(Dataset items)
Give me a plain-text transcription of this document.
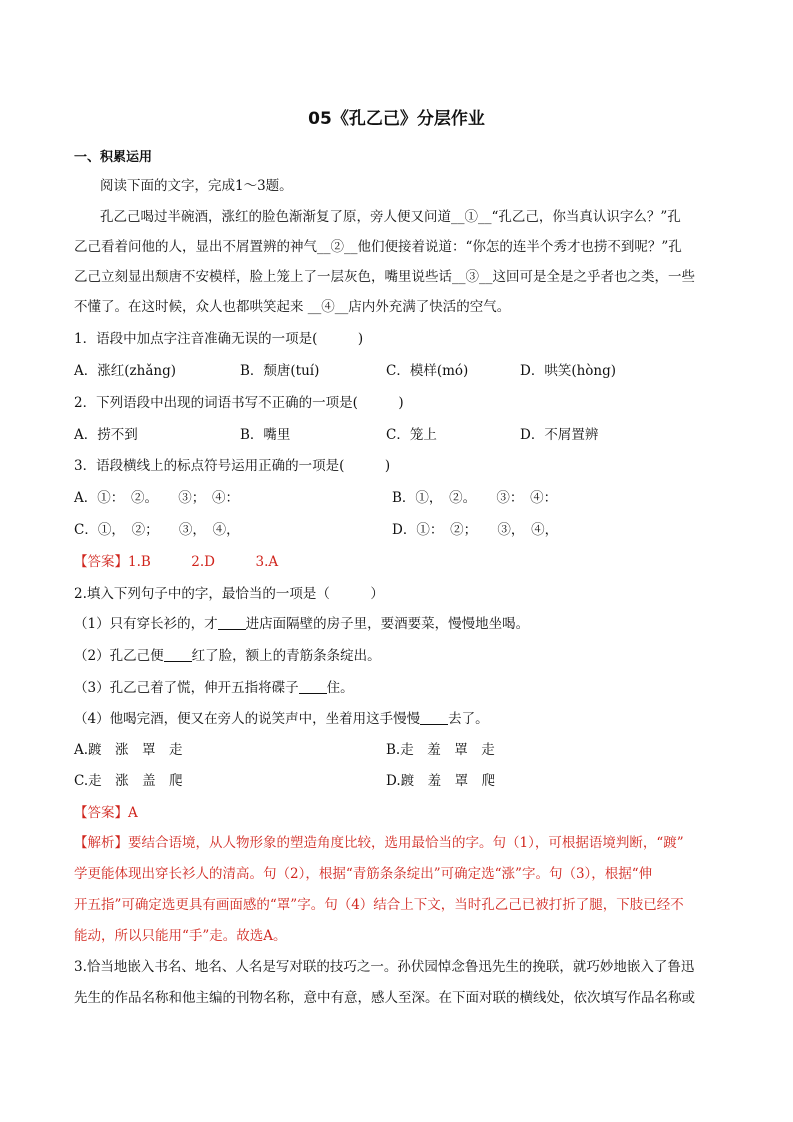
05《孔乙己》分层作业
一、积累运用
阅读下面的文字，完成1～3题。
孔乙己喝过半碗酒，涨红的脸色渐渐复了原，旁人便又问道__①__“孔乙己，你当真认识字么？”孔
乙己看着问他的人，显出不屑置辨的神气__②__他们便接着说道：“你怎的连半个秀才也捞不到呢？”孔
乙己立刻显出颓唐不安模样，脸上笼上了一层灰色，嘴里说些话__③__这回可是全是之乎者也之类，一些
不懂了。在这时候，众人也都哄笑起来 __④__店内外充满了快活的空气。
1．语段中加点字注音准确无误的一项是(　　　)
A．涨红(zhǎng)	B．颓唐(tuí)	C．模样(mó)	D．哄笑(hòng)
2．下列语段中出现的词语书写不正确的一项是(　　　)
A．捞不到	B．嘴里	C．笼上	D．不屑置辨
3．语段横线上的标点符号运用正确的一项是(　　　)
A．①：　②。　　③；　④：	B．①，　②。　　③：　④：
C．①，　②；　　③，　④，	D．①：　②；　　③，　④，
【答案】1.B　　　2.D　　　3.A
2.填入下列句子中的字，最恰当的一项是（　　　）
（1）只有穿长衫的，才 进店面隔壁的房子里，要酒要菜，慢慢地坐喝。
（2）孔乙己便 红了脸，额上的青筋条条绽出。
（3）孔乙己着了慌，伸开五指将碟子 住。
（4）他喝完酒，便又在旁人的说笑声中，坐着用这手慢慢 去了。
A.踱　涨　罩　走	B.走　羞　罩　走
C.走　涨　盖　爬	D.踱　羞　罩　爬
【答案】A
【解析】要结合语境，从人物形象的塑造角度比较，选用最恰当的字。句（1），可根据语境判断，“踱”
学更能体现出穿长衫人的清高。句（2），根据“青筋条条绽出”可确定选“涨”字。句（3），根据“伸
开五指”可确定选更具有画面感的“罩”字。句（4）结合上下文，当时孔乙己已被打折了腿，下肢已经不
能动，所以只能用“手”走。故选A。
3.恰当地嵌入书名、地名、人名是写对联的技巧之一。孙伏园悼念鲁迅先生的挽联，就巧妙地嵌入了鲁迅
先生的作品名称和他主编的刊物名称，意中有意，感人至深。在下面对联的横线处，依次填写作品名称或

- _WHAT IS BEING ASKED_
Reproduce each line exactly, please, except for any pictures.

- _ANSWER TO THE PROBLEM_
Give me a plain-text transcription of this document.
05《孔乙己》分层作业
一、积累运用
阅读下面的文字，完成1～3题。
孔乙己喝过半碗酒，涨红的脸色渐渐复了原，旁人便又问道__①__“孔乙己，你当真认识字么？”孔
乙己看着问他的人，显出不屑置辨的神气__②__他们便接着说道：“你怎的连半个秀才也捞不到呢？”孔
乙己立刻显出颓唐不安模样，脸上笼上了一层灰色，嘴里说些话__③__这回可是全是之乎者也之类，一些
不懂了。在这时候，众人也都哄笑起来 __④__店内外充满了快活的空气。
1．语段中加点字注音准确无误的一项是(　　　)
A．涨红(zhǎng)	B．颓唐(tuí)	C．模样(mó)	D．哄笑(hòng)
2．下列语段中出现的词语书写不正确的一项是(　　　)
A．捞不到	B．嘴里	C．笼上	D．不屑置辨
3．语段横线上的标点符号运用正确的一项是(　　　)
A．①：　②。　　③；　④：	B．①，　②。　　③：　④：
C．①，　②；　　③，　④，	D．①：　②；　　③，　④，
【答案】1.B　　　2.D　　　3.A
2.填入下列句子中的字，最恰当的一项是（　　　）
（1）只有穿长衫的，才 进店面隔壁的房子里，要酒要菜，慢慢地坐喝。
（2）孔乙己便 红了脸，额上的青筋条条绽出。
（3）孔乙己着了慌，伸开五指将碟子 住。
（4）他喝完酒，便又在旁人的说笑声中，坐着用这手慢慢 去了。
A.踱　涨　罩　走	B.走　羞　罩　走
C.走　涨　盖　爬	D.踱　羞　罩　爬
【答案】A
【解析】要结合语境，从人物形象的塑造角度比较，选用最恰当的字。句（1），可根据语境判断，“踱”
学更能体现出穿长衫人的清高。句（2），根据“青筋条条绽出”可确定选“涨”字。句（3），根据“伸
开五指”可确定选更具有画面感的“罩”字。句（4）结合上下文，当时孔乙己已被打折了腿，下肢已经不
能动，所以只能用“手”走。故选A。
3.恰当地嵌入书名、地名、人名是写对联的技巧之一。孙伏园悼念鲁迅先生的挽联，就巧妙地嵌入了鲁迅
先生的作品名称和他主编的刊物名称，意中有意，感人至深。在下面对联的横线处，依次填写作品名称或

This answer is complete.